Format every row from the one containing "project-view-mode[interactable]: Android —" down to the one containing "tool-window-button-device-manager[interactable]: Device Manager" as a JSON list of strings, one string per row, leaving out any blank rows.

> [Supplied data]:
------------

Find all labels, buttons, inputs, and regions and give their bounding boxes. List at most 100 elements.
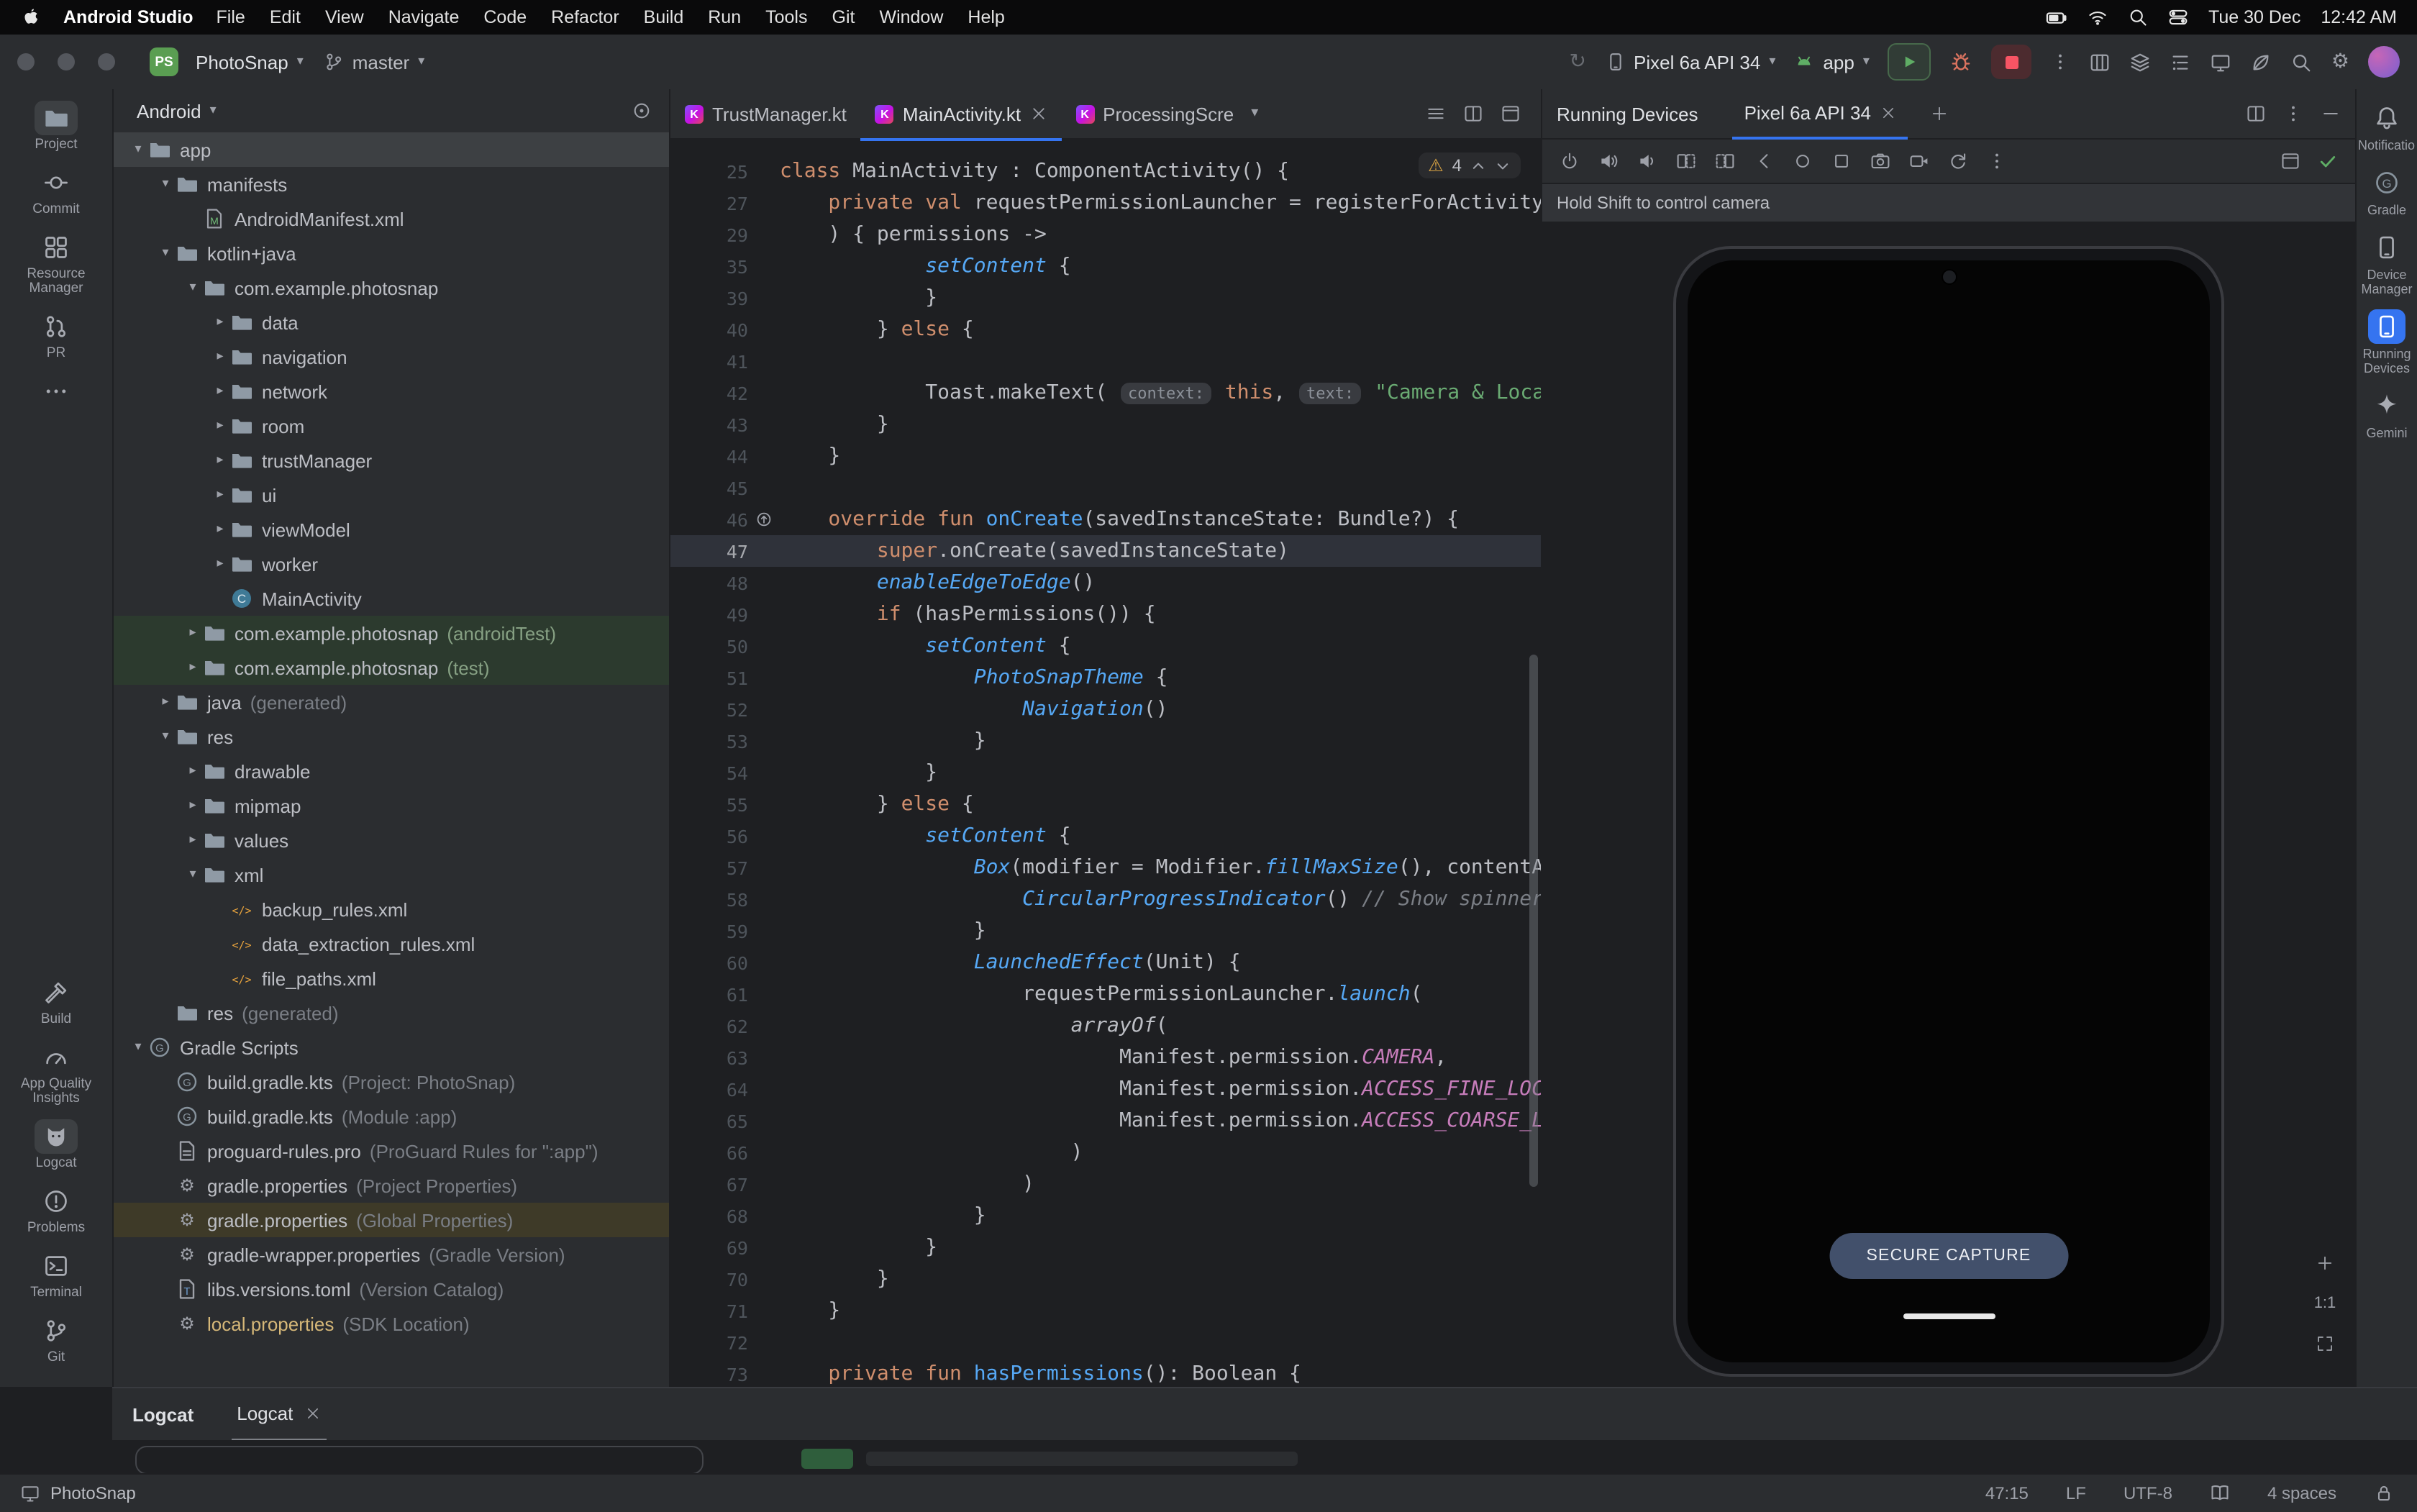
project-view-mode[interactable]: Android — [137, 100, 201, 122]
line-number[interactable]: 68 — [670, 1205, 748, 1226]
lock-icon[interactable] — [2374, 1483, 2394, 1503]
minimize-window-button[interactable] — [58, 53, 75, 70]
tool-window-button-device-manager[interactable]: Device Manager — [2357, 230, 2417, 296]
tree-row-gradle-properties-global-properties[interactable]: ⚙gradle.properties(Global Properties) — [114, 1203, 669, 1237]
close-icon[interactable] — [1881, 104, 1897, 120]
tree-row-mainactivity[interactable]: CMainActivity — [114, 581, 669, 616]
chevron-down-icon[interactable]: ▾ — [210, 104, 217, 117]
line-number[interactable]: 50 — [670, 635, 748, 657]
monitor-icon[interactable] — [2211, 51, 2232, 73]
line-number[interactable]: 49 — [670, 604, 748, 625]
tool-window-button-gradle[interactable]: GGradle — [2357, 165, 2417, 217]
tree-chevron-icon[interactable]: ▸ — [155, 696, 176, 709]
tree-row-backup-rules-xml[interactable]: </>backup_rules.xml — [114, 892, 669, 926]
line-number[interactable]: 62 — [670, 1015, 748, 1037]
tree-chevron-icon[interactable]: ▸ — [183, 765, 203, 778]
line-number[interactable]: 66 — [670, 1142, 748, 1163]
line-number[interactable]: 51 — [670, 667, 748, 688]
device-volume-down-icon[interactable] — [1637, 151, 1657, 171]
line-number[interactable]: 59 — [670, 920, 748, 942]
tree-row-proguard-rules-pro-proguard-rules-for-app[interactable]: proguard-rules.pro(ProGuard Rules for ":… — [114, 1134, 669, 1168]
locate-file-icon[interactable] — [632, 101, 652, 121]
devices-header-hide-icon[interactable] — [2321, 104, 2341, 124]
tree-row-java-generated[interactable]: ▸java(generated) — [114, 685, 669, 719]
menu-item-code[interactable]: Code — [483, 7, 527, 27]
tree-row-viewmodel[interactable]: ▸viewModel — [114, 512, 669, 547]
zoom-fit-button[interactable] — [2316, 1335, 2334, 1352]
tree-row-drawable[interactable]: ▸drawable — [114, 754, 669, 788]
tree-chevron-icon[interactable]: ▸ — [210, 523, 230, 536]
line-number[interactable]: 41 — [670, 350, 748, 372]
tree-chevron-icon[interactable]: ▾ — [128, 1041, 148, 1054]
search-everywhere-button[interactable] — [2291, 51, 2313, 73]
tree-row-data[interactable]: ▸data — [114, 305, 669, 340]
apple-menu-icon[interactable] — [20, 7, 40, 27]
settings-gear-icon[interactable]: ⚙ — [2331, 52, 2349, 72]
tool-window-button-app-quality-insights[interactable]: App Quality Insights — [0, 1040, 112, 1106]
line-number[interactable]: 43 — [670, 414, 748, 435]
line-number[interactable]: 40 — [670, 319, 748, 340]
device-more-icon[interactable] — [1987, 151, 2007, 171]
tree-row-mipmap[interactable]: ▸mipmap — [114, 788, 669, 823]
menubar-app-name[interactable]: Android Studio — [63, 7, 194, 27]
tree-chevron-icon[interactable]: ▸ — [210, 316, 230, 329]
tree-row-build-gradle-kts-project-photosnap[interactable]: Gbuild.gradle.kts(Project: PhotoSnap) — [114, 1065, 669, 1099]
tool-window-button-terminal[interactable]: Terminal — [0, 1249, 112, 1301]
line-number[interactable]: 61 — [670, 983, 748, 1005]
menu-item-view[interactable]: View — [325, 7, 364, 27]
columns-icon[interactable] — [2090, 51, 2111, 73]
more-actions-button[interactable] — [2051, 52, 2071, 72]
device-overview-icon[interactable] — [1831, 151, 1852, 171]
line-number[interactable]: 45 — [670, 477, 748, 498]
file-encoding[interactable]: UTF-8 — [2124, 1483, 2172, 1503]
editor-scrollbar[interactable] — [1529, 655, 1538, 1187]
sync-icon[interactable]: ↻ — [1570, 52, 1586, 72]
wifi-icon[interactable] — [2088, 7, 2108, 27]
tree-row-xml[interactable]: ▾xml — [114, 857, 669, 892]
layers-icon[interactable] — [2130, 51, 2152, 73]
line-number[interactable]: 44 — [670, 445, 748, 467]
menu-item-run[interactable]: Run — [708, 7, 741, 27]
tree-row-trustmanager[interactable]: ▸trustManager — [114, 443, 669, 478]
split-editor-icon[interactable] — [1463, 104, 1483, 124]
tree-row-ui[interactable]: ▸ui — [114, 478, 669, 512]
tree-chevron-icon[interactable]: ▸ — [210, 350, 230, 363]
user-avatar[interactable] — [2368, 46, 2400, 78]
device-tab[interactable]: Pixel 6a API 34 — [1733, 89, 1908, 140]
tree-row-room[interactable]: ▸room — [114, 409, 669, 443]
tree-row-res[interactable]: ▾res — [114, 719, 669, 754]
zoom-in-button[interactable] — [2316, 1254, 2334, 1272]
project-selector[interactable]: PhotoSnap ▾ — [190, 51, 304, 73]
device-screen-record-icon[interactable] — [1909, 151, 1929, 171]
device-power-icon[interactable] — [1560, 151, 1580, 171]
caret-position[interactable]: 47:15 — [1985, 1483, 2029, 1503]
tree-row-libs-versions-toml-version-catalog[interactable]: Tlibs.versions.toml(Version Catalog) — [114, 1272, 669, 1306]
line-separator[interactable]: LF — [2066, 1483, 2086, 1503]
tool-window-button-git[interactable]: Git — [0, 1313, 112, 1365]
line-number[interactable]: 54 — [670, 762, 748, 783]
tree-chevron-icon[interactable]: ▾ — [183, 281, 203, 294]
prev-warning-icon[interactable] — [1470, 158, 1486, 173]
tree-row-worker[interactable]: ▸worker — [114, 547, 669, 581]
tree-chevron-icon[interactable]: ▸ — [183, 834, 203, 847]
tool-window-button-pull-requests[interactable]: PR — [0, 309, 112, 361]
tree-row-res-generated[interactable]: res(generated) — [114, 996, 669, 1030]
tree-row-com-example-photosnap-androidtest[interactable]: ▸com.example.photosnap(androidTest) — [114, 616, 669, 650]
tree-row-app[interactable]: ▾app — [114, 132, 669, 167]
spotlight-icon[interactable] — [2128, 7, 2148, 27]
reader-mode-icon[interactable] — [2210, 1483, 2230, 1503]
control-center-icon[interactable] — [2168, 7, 2188, 27]
logcat-title[interactable]: Logcat — [132, 1403, 194, 1425]
tree-chevron-icon[interactable]: ▸ — [210, 557, 230, 570]
tree-row-com-example-photosnap-test[interactable]: ▸com.example.photosnap(test) — [114, 650, 669, 685]
menu-item-file[interactable]: File — [217, 7, 245, 27]
line-number[interactable]: 67 — [670, 1173, 748, 1195]
tree-row-build-gradle-kts-module-app[interactable]: Gbuild.gradle.kts(Module :app) — [114, 1099, 669, 1134]
logcat-tab[interactable]: Logcat — [231, 1387, 326, 1442]
line-number[interactable]: 46 — [670, 509, 748, 530]
tree-chevron-icon[interactable]: ▸ — [183, 661, 203, 674]
line-number[interactable]: 48 — [670, 572, 748, 593]
secure-capture-button[interactable]: SECURE CAPTURE — [1829, 1233, 2069, 1279]
inspections-widget[interactable]: ⚠ 4 — [1418, 152, 1521, 178]
close-window-button[interactable] — [17, 53, 35, 70]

------------

> [Reply]:
[
  "project-view-mode[interactable]: Android — [137, 100, 201, 122]",
  "line-number[interactable]: 68 — [670, 1205, 748, 1226]",
  "lock-icon[interactable] — [2374, 1483, 2394, 1503]",
  "minimize-window-button[interactable] — [58, 53, 75, 70]",
  "tool-window-button-device-manager[interactable]: Device Manager — [2357, 230, 2417, 296]"
]